◆ SELECTED TEXT:
==============================

# Visual Basic > Visual Basic .NET > VS 2019 DataViewRowState vs. RowState vs. DataRowVersion

## Mark@SF

I need some help sorting out the differences between DataViewRowState enum vs. RowState property vs. DataRowVersion parameter.  It seems like there is some overlap/redundancy in these terms.  What is the purpose for having so many ways to seemly describe the same thing?

For example, the DataViewRowState enums include ModifiedCurrent and ModifiedOriginal but the RowState only has a Modified value.

This might just be a semantics/terminology issue, but it is confusing.  The following Microsoft links don't cross-reference these terms.

https://learn.microsoft.com/en-us/do...d-row-versions

https://learn.microsoft.com/en-us/do...e?view=net-7.0

----------


## jmcilhinney

The Rows collection of a DataTable contains all the DataRows in the table. Each DataRow can contain multiple versions of the data for that row, depending on its RowState, which is type DataRowState. For instance, if the RowState is Modified, there will be both Original and Current versions of the data.

==============================

Continue the forum thread about DataViewRowState, RowState, and DataRowVersion, starting right after its last sentence.

◆ RECORD EXTRACTS:
==============================

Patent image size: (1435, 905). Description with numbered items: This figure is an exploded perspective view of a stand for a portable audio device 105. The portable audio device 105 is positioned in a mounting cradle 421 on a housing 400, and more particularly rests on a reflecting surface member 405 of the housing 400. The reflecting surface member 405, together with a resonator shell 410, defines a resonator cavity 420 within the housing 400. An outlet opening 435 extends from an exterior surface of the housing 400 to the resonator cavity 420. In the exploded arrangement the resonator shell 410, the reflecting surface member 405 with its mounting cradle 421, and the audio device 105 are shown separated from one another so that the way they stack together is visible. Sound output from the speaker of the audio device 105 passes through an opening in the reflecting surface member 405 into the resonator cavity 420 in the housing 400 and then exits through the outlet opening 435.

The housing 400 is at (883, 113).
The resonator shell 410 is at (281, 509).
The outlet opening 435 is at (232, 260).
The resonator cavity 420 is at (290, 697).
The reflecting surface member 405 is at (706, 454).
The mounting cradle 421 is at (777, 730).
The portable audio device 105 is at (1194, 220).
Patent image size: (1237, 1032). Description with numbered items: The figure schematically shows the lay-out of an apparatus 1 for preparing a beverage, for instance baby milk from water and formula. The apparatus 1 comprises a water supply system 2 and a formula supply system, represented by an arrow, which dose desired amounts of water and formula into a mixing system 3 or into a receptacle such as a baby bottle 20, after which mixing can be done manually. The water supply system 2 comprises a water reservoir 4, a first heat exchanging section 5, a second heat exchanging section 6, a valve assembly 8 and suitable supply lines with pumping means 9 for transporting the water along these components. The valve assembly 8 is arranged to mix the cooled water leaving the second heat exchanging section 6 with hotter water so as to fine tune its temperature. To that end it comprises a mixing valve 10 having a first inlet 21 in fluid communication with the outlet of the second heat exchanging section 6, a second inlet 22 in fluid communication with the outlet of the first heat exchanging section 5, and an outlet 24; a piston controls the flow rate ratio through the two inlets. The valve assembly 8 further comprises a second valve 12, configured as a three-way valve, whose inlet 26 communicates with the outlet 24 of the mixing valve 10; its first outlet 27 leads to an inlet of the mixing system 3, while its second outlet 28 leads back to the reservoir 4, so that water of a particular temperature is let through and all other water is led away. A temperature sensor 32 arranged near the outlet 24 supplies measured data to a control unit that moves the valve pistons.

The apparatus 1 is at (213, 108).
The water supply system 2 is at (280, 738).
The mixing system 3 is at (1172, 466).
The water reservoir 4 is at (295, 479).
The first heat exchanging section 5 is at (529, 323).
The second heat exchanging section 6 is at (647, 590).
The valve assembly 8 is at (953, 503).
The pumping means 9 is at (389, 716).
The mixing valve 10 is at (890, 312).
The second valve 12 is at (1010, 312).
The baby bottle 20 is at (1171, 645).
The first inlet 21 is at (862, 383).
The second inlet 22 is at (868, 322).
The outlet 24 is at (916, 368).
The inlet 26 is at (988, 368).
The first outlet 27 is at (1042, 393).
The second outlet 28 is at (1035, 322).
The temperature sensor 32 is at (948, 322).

==============================

◆ REPLY TO THE EXERCISE:
A DataView is a specific view of the data in a DataTable. It can be sorted and filtered on both the data and the state of the data. For instance, a DataView might expose the Original version of Modified rows or it might expose the Current version of Modified rows, hence the DataViewRowState has both ModifiedOriginal and ModifiedCurrent values.

It's not really particularly complex. Either you're working with a DataTable or you're working with a DataView. If the former, DataViewRowState is irrelevant and if the latter then DataRowState is irrelevant. The DataRowState of a DataRow tells you what state the row is in and the DataRowVersion allows you to get a particular version of the data based on that state.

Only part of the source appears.